DATA TO PROCESS ▸
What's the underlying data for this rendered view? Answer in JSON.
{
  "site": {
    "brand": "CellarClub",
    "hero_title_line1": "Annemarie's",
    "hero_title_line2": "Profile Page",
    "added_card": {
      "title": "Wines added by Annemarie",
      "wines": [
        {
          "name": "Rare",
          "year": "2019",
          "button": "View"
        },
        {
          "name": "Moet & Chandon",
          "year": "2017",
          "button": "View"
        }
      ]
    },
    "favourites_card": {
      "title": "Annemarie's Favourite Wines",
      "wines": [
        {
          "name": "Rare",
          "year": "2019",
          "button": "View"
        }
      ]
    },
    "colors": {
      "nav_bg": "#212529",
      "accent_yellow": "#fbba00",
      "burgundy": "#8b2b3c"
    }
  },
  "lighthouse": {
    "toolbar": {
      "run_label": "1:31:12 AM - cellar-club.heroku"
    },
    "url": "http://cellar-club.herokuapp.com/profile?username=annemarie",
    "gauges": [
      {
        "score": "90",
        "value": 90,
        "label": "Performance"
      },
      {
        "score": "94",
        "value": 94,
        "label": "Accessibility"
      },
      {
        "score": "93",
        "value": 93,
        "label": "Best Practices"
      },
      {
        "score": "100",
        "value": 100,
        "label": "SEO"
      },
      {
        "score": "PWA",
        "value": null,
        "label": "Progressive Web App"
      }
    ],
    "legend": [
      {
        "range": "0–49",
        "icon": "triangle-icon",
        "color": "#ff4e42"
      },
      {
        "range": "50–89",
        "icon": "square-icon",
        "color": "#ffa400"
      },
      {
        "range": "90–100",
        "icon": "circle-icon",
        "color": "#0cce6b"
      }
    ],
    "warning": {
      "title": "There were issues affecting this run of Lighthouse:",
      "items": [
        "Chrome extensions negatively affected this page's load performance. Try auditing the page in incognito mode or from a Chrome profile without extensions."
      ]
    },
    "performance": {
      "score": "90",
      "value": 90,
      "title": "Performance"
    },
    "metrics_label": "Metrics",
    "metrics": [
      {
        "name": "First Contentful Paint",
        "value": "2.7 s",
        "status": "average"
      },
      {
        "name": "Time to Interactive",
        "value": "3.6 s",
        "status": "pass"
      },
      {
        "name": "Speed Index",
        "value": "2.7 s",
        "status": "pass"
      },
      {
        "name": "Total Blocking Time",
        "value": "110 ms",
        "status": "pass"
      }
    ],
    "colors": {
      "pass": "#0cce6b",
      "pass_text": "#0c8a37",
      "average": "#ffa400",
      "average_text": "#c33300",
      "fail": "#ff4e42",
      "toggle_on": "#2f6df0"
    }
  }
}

SHORT TASK ▸
Copy out all of the records above with nothing altered.

WRITTEN RESPONSE ▸
What's the underlying data for this rendered view? Answer in JSON.
{
  "site": {
    "brand": "CellarClub",
    "hero_title_line1": "Annemarie's",
    "hero_title_line2": "Profile Page",
    "added_card": {
      "title": "Wines added by Annemarie",
      "wines": [
        {
          "name": "Rare",
          "year": "2019",
          "button": "View"
        },
        {
          "name": "Moet & Chandon",
          "year": "2017",
          "button": "View"
        }
      ]
    },
    "favourites_card": {
      "title": "Annemarie's Favourite Wines",
      "wines": [
        {
          "name": "Rare",
          "year": "2019",
          "button": "View"
        }
      ]
    },
    "colors": {
      "nav_bg": "#212529",
      "accent_yellow": "#fbba00",
      "burgundy": "#8b2b3c"
    }
  },
  "lighthouse": {
    "toolbar": {
      "run_label": "1:31:12 AM - cellar-club.heroku"
    },
    "url": "http://cellar-club.herokuapp.com/profile?username=annemarie",
    "gauges": [
      {
        "score": "90",
        "value": 90,
        "label": "Performance"
      },
      {
        "score": "94",
        "value": 94,
        "label": "Accessibility"
      },
      {
        "score": "93",
        "value": 93,
        "label": "Best Practices"
      },
      {
        "score": "100",
        "value": 100,
        "label": "SEO"
      },
      {
        "score": "PWA",
        "value": null,
        "label": "Progressive Web App"
      }
    ],
    "legend": [
      {
        "range": "0–49",
        "icon": "triangle-icon",
        "color": "#ff4e42"
      },
      {
        "range": "50–89",
        "icon": "square-icon",
        "color": "#ffa400"
      },
      {
        "range": "90–100",
        "icon": "circle-icon",
        "color": "#0cce6b"
      }
    ],
    "warning": {
      "title": "There were issues affecting this run of Lighthouse:",
      "items": [
        "Chrome extensions negatively affected this page's load performance. Try auditing the page in incognito mode or from a Chrome profile without extensions."
      ]
    },
    "performance": {
      "score": "90",
      "value": 90,
      "title": "Performance"
    },
    "metrics_label": "Metrics",
    "metrics": [
      {
        "name": "First Contentful Paint",
        "value": "2.7 s",
        "status": "average"
      },
      {
        "name": "Time to Interactive",
        "value": "3.6 s",
        "status": "pass"
      },
      {
        "name": "Speed Index",
        "value": "2.7 s",
        "status": "pass"
      },
      {
        "name": "Total Blocking Time",
        "value": "110 ms",
        "status": "pass"
      }
    ],
    "colors": {
      "pass": "#0cce6b",
      "pass_text": "#0c8a37",
      "average": "#ffa400",
      "average_text": "#c33300",
      "fail": "#ff4e42",
      "toggle_on": "#2f6df0"
    }
  }
}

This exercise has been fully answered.